_AIM OF THE EXERCISE_:
Every line of the listing must be reproduced as it stands. Leave the images behind.

_EXERCISE INPUTS_:
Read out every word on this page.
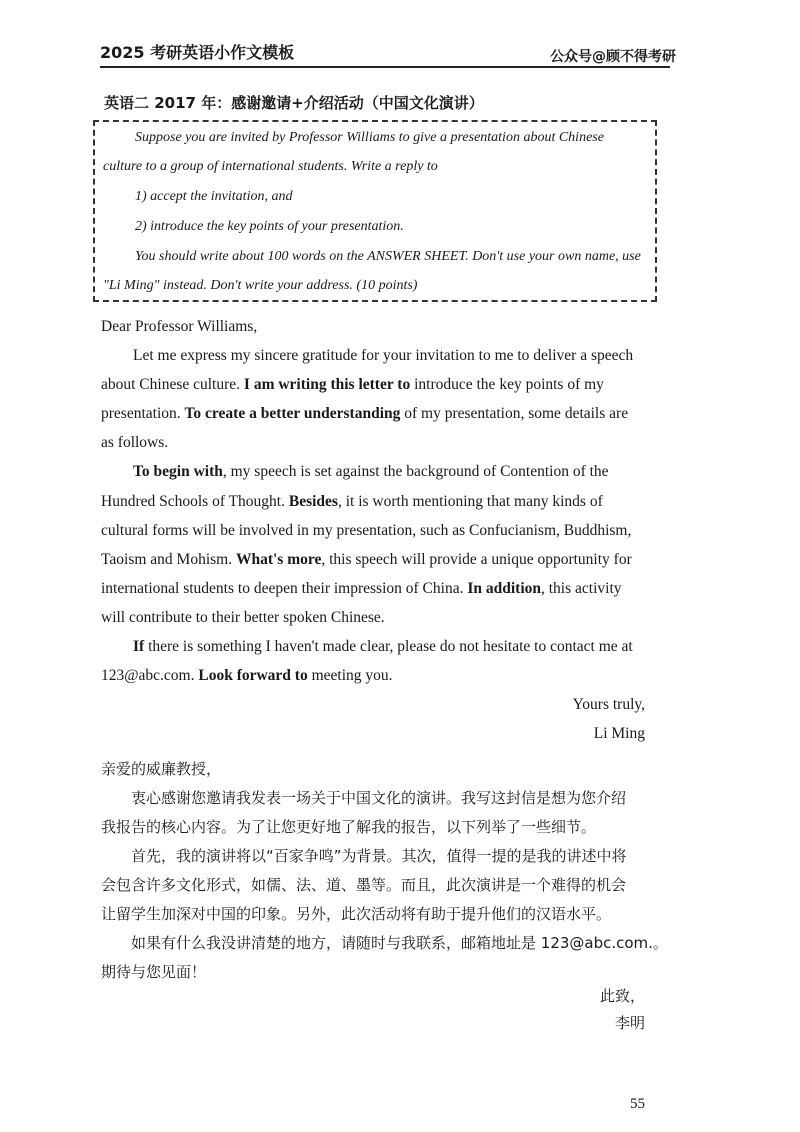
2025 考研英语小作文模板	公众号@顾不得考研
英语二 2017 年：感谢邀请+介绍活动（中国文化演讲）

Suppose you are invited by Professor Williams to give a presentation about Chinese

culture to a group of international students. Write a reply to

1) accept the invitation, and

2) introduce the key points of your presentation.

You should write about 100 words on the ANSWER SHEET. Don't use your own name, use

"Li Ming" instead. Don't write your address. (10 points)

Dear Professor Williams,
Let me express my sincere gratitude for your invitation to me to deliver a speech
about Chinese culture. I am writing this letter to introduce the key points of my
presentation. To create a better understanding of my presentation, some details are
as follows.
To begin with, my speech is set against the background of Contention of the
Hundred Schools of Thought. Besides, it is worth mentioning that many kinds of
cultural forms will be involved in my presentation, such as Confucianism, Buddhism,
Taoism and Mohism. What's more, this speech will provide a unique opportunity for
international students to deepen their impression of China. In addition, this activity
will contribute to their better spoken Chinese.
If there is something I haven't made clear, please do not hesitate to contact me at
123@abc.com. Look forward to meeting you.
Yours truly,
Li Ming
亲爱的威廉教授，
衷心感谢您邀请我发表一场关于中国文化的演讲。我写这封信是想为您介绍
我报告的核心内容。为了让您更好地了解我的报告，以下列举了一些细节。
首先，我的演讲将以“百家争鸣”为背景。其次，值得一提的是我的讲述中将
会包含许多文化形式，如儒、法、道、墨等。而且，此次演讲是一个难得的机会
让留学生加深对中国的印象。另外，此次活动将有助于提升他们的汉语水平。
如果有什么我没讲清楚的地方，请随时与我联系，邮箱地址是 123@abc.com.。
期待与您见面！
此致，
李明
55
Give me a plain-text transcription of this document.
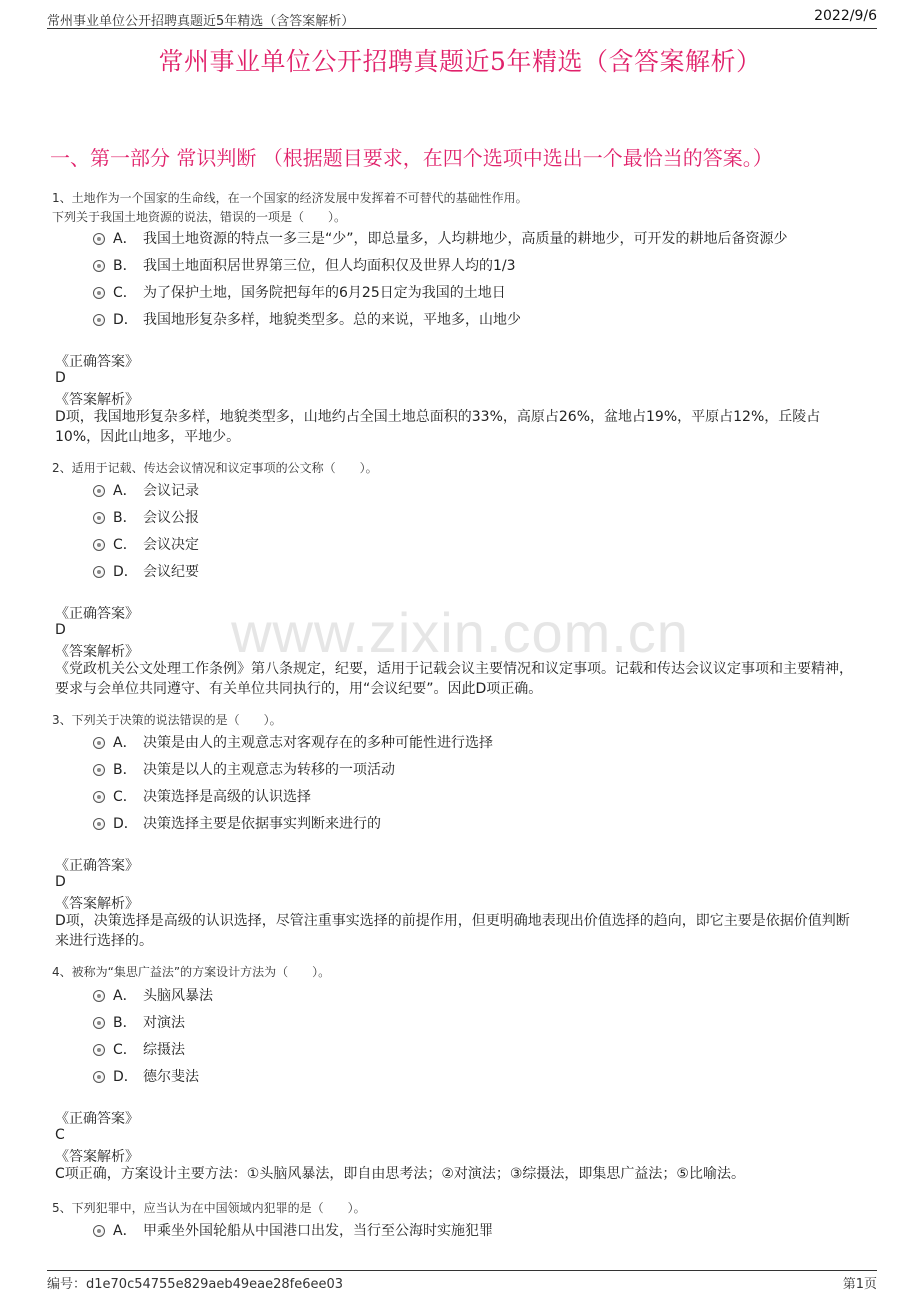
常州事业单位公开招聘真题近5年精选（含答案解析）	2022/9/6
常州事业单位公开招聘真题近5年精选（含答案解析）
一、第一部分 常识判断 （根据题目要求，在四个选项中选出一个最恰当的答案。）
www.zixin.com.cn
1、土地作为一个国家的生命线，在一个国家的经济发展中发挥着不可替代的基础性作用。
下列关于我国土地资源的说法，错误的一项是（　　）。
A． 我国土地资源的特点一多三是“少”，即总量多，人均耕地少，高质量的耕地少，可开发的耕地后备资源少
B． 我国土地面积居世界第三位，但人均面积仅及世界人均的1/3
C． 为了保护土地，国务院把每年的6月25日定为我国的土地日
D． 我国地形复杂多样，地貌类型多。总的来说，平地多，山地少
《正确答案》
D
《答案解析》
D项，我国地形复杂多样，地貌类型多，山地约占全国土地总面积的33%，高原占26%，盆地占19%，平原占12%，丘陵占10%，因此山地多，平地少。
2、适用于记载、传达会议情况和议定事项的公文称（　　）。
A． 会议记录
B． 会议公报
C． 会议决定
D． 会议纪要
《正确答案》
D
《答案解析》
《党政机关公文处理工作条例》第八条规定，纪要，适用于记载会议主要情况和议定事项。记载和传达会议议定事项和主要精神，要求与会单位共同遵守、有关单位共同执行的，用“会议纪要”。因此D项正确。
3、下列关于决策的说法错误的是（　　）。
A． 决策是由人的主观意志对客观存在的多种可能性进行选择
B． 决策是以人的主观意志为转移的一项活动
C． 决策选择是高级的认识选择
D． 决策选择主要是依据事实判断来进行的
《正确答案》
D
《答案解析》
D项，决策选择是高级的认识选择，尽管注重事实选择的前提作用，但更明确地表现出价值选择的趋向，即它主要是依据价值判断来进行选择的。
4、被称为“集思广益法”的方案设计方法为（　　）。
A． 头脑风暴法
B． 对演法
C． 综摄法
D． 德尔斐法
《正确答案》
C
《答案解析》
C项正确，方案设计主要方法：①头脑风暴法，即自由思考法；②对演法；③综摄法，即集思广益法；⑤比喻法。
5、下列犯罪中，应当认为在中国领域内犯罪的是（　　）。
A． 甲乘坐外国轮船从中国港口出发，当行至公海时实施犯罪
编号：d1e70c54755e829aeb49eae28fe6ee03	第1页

_SOLUTION FOR THIS EXERCISE_:
Read out every word on this page.
2025 考研英语小作文模板	公众号@顾不得考研
英语二 2017 年：感谢邀请+介绍活动（中国文化演讲）

Suppose you are invited by Professor Williams to give a presentation about Chinese

culture to a group of international students. Write a reply to

1) accept the invitation, and

2) introduce the key points of your presentation.

You should write about 100 words on the ANSWER SHEET. Don't use your own name, use

"Li Ming" instead. Don't write your address. (10 points)

Dear Professor Williams,
Let me express my sincere gratitude for your invitation to me to deliver a speech
about Chinese culture. I am writing this letter to introduce the key points of my
presentation. To create a better understanding of my presentation, some details are
as follows.
To begin with, my speech is set against the background of Contention of the
Hundred Schools of Thought. Besides, it is worth mentioning that many kinds of
cultural forms will be involved in my presentation, such as Confucianism, Buddhism,
Taoism and Mohism. What's more, this speech will provide a unique opportunity for
international students to deepen their impression of China. In addition, this activity
will contribute to their better spoken Chinese.
If there is something I haven't made clear, please do not hesitate to contact me at
123@abc.com. Look forward to meeting you.
Yours truly,
Li Ming
亲爱的威廉教授，
衷心感谢您邀请我发表一场关于中国文化的演讲。我写这封信是想为您介绍
我报告的核心内容。为了让您更好地了解我的报告，以下列举了一些细节。
首先，我的演讲将以“百家争鸣”为背景。其次，值得一提的是我的讲述中将
会包含许多文化形式，如儒、法、道、墨等。而且，此次演讲是一个难得的机会
让留学生加深对中国的印象。另外，此次活动将有助于提升他们的汉语水平。
如果有什么我没讲清楚的地方，请随时与我联系，邮箱地址是 123@abc.com.。
期待与您见面！
此致，
李明
55
Give me a plain-text transcription of this document.
常州事业单位公开招聘真题近5年精选（含答案解析）	2022/9/6
常州事业单位公开招聘真题近5年精选（含答案解析）
一、第一部分 常识判断 （根据题目要求，在四个选项中选出一个最恰当的答案。）
www.zixin.com.cn
1、土地作为一个国家的生命线，在一个国家的经济发展中发挥着不可替代的基础性作用。
下列关于我国土地资源的说法，错误的一项是（　　）。
A． 我国土地资源的特点一多三是“少”，即总量多，人均耕地少，高质量的耕地少，可开发的耕地后备资源少
B． 我国土地面积居世界第三位，但人均面积仅及世界人均的1/3
C． 为了保护土地，国务院把每年的6月25日定为我国的土地日
D． 我国地形复杂多样，地貌类型多。总的来说，平地多，山地少
《正确答案》
D
《答案解析》
D项，我国地形复杂多样，地貌类型多，山地约占全国土地总面积的33%，高原占26%，盆地占19%，平原占12%，丘陵占10%，因此山地多，平地少。
2、适用于记载、传达会议情况和议定事项的公文称（　　）。
A． 会议记录
B． 会议公报
C． 会议决定
D． 会议纪要
《正确答案》
D
《答案解析》
《党政机关公文处理工作条例》第八条规定，纪要，适用于记载会议主要情况和议定事项。记载和传达会议议定事项和主要精神，要求与会单位共同遵守、有关单位共同执行的，用“会议纪要”。因此D项正确。
3、下列关于决策的说法错误的是（　　）。
A． 决策是由人的主观意志对客观存在的多种可能性进行选择
B． 决策是以人的主观意志为转移的一项活动
C． 决策选择是高级的认识选择
D． 决策选择主要是依据事实判断来进行的
《正确答案》
D
《答案解析》
D项，决策选择是高级的认识选择，尽管注重事实选择的前提作用，但更明确地表现出价值选择的趋向，即它主要是依据价值判断来进行选择的。
4、被称为“集思广益法”的方案设计方法为（　　）。
A． 头脑风暴法
B． 对演法
C． 综摄法
D． 德尔斐法
《正确答案》
C
《答案解析》
C项正确，方案设计主要方法：①头脑风暴法，即自由思考法；②对演法；③综摄法，即集思广益法；⑤比喻法。
5、下列犯罪中，应当认为在中国领域内犯罪的是（　　）。
A． 甲乘坐外国轮船从中国港口出发，当行至公海时实施犯罪
编号：d1e70c54755e829aeb49eae28fe6ee03	第1页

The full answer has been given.